**Exercise brief:** Give a verbatim quotation of every record.

**The data:**
......
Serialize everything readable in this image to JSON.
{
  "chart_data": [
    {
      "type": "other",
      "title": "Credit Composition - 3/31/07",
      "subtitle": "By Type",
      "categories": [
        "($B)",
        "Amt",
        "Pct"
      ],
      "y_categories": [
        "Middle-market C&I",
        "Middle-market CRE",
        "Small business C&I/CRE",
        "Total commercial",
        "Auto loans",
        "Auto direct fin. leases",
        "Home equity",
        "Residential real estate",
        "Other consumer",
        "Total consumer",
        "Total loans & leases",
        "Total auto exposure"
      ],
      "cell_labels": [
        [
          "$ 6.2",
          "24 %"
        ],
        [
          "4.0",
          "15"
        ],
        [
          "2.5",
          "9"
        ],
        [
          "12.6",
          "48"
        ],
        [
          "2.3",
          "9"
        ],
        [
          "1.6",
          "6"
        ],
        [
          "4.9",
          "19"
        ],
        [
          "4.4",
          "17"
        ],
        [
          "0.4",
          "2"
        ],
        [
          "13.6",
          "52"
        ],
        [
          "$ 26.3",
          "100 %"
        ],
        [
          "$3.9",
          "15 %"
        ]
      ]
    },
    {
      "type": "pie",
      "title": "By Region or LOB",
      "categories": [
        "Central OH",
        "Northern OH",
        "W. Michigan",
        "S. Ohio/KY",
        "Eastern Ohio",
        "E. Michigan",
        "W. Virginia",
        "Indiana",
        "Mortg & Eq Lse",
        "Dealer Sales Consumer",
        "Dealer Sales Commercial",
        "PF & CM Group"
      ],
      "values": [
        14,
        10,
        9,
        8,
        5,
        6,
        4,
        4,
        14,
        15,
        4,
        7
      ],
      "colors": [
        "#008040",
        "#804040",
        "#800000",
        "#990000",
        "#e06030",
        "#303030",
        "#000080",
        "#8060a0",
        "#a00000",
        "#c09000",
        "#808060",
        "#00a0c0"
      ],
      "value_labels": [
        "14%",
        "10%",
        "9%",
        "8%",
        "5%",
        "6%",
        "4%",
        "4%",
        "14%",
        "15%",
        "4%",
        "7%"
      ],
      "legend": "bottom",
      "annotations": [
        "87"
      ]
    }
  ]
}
......
**The result:**
Serialize everything readable in this image to JSON.
{
  "chart_data": [
    {
      "type": "other",
      "title": "Credit Composition - 3/31/07",
      "subtitle": "By Type",
      "categories": [
        "($B)",
        "Amt",
        "Pct"
      ],
      "y_categories": [
        "Middle-market C&I",
        "Middle-market CRE",
        "Small business C&I/CRE",
        "Total commercial",
        "Auto loans",
        "Auto direct fin. leases",
        "Home equity",
        "Residential real estate",
        "Other consumer",
        "Total consumer",
        "Total loans & leases",
        "Total auto exposure"
      ],
      "cell_labels": [
        [
          "$ 6.2",
          "24 %"
        ],
        [
          "4.0",
          "15"
        ],
        [
          "2.5",
          "9"
        ],
        [
          "12.6",
          "48"
        ],
        [
          "2.3",
          "9"
        ],
        [
          "1.6",
          "6"
        ],
        [
          "4.9",
          "19"
        ],
        [
          "4.4",
          "17"
        ],
        [
          "0.4",
          "2"
        ],
        [
          "13.6",
          "52"
        ],
        [
          "$ 26.3",
          "100 %"
        ],
        [
          "$3.9",
          "15 %"
        ]
      ]
    },
    {
      "type": "pie",
      "title": "By Region or LOB",
      "categories": [
        "Central OH",
        "Northern OH",
        "W. Michigan",
        "S. Ohio/KY",
        "Eastern Ohio",
        "E. Michigan",
        "W. Virginia",
        "Indiana",
        "Mortg & Eq Lse",
        "Dealer Sales Consumer",
        "Dealer Sales Commercial",
        "PF & CM Group"
      ],
      "values": [
        14,
        10,
        9,
        8,
        5,
        6,
        4,
        4,
        14,
        15,
        4,
        7
      ],
      "colors": [
        "#008040",
        "#804040",
        "#800000",
        "#990000",
        "#e06030",
        "#303030",
        "#000080",
        "#8060a0",
        "#a00000",
        "#c09000",
        "#808060",
        "#00a0c0"
      ],
      "value_labels": [
        "14%",
        "10%",
        "9%",
        "8%",
        "5%",
        "6%",
        "4%",
        "4%",
        "14%",
        "15%",
        "4%",
        "7%"
      ],
      "legend": "bottom",
      "annotations": [
        "87"
      ]
    }
  ]
}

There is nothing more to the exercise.